### Stated problem
Images are excluded; otherwise, output every record exactly.

### Given information

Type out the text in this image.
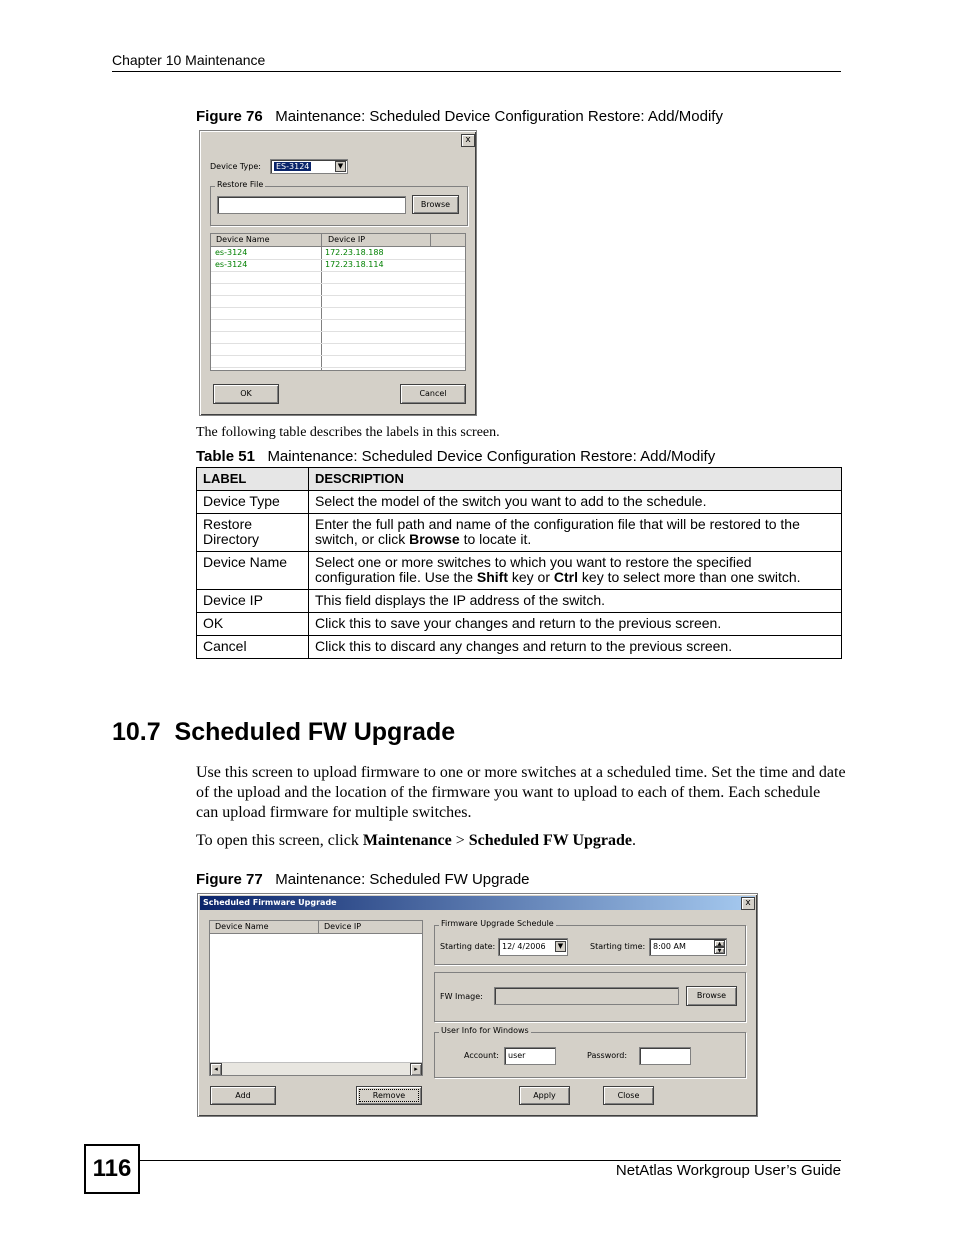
Chapter 10 Maintenance
Figure 76 Maintenance: Scheduled Device Configuration Restore: Add/Modify
x
Device Type:	ES-3124	▼
Restore File
Browse
Device Name	Device IP
es-3124	172.23.18.188
es-3124	172.23.18.114
OK	Cancel
The following table describes the labels in this screen.
Table 51 Maintenance: Scheduled Device Configuration Restore: Add/Modify
LABEL	DESCRIPTION
Device Type	Select the model of the switch you want to add to the schedule.
Restore Directory	Enter the full path and name of the configuration file that will be restored to the switch, or click Browse to locate it.
Device Name	Select one or more switches to which you want to restore the specified configuration file. Use the Shift key or Ctrl key to select more than one switch.
Device IP	This field displays the IP address of the switch.
OK	Click this to save your changes and return to the previous screen.
Cancel	Click this to discard any changes and return to the previous screen.
10.7  Scheduled FW Upgrade
Use this screen to upload firmware to one or more switches at a scheduled time. Set the time and date of the upload and the location of the firmware you want to upload to each of them. Each schedule can upload firmware for multiple switches.
To open this screen, click Maintenance > Scheduled FW Upgrade.
Figure 77 Maintenance: Scheduled FW Upgrade
Scheduled Firmware Upgrade	x
Device Name	Device IP
◂	▸
Firmware Upgrade Schedule
Starting date: 12/ 4/2006	▼	Starting time: 8:00 AM	▲
▼
FW Image:	Browse
User Info for Windows
Account:	user	Password:
Add	Remove	Apply	Close
116	NetAtlas Workgroup User’s Guide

### Response to the task
Type out the text in this image.
Chapter 10 Maintenance
Figure 76 Maintenance: Scheduled Device Configuration Restore: Add/Modify
x
Device Type:	ES-3124	▼
Restore File
Browse
Device Name	Device IP
es-3124	172.23.18.188
es-3124	172.23.18.114
OK	Cancel
The following table describes the labels in this screen.
Table 51 Maintenance: Scheduled Device Configuration Restore: Add/Modify
LABEL	DESCRIPTION
Device Type	Select the model of the switch you want to add to the schedule.
Restore Directory	Enter the full path and name of the configuration file that will be restored to the switch, or click Browse to locate it.
Device Name	Select one or more switches to which you want to restore the specified configuration file. Use the Shift key or Ctrl key to select more than one switch.
Device IP	This field displays the IP address of the switch.
OK	Click this to save your changes and return to the previous screen.
Cancel	Click this to discard any changes and return to the previous screen.
10.7  Scheduled FW Upgrade
Use this screen to upload firmware to one or more switches at a scheduled time. Set the time and date of the upload and the location of the firmware you want to upload to each of them. Each schedule can upload firmware for multiple switches.
To open this screen, click Maintenance > Scheduled FW Upgrade.
Figure 77 Maintenance: Scheduled FW Upgrade
Scheduled Firmware Upgrade	x
Device Name	Device IP
◂	▸
Firmware Upgrade Schedule
Starting date: 12/ 4/2006	▼	Starting time: 8:00 AM	▲
▼
FW Image:	Browse
User Info for Windows
Account:	user	Password:
Add	Remove	Apply	Close
116	NetAtlas Workgroup User’s Guide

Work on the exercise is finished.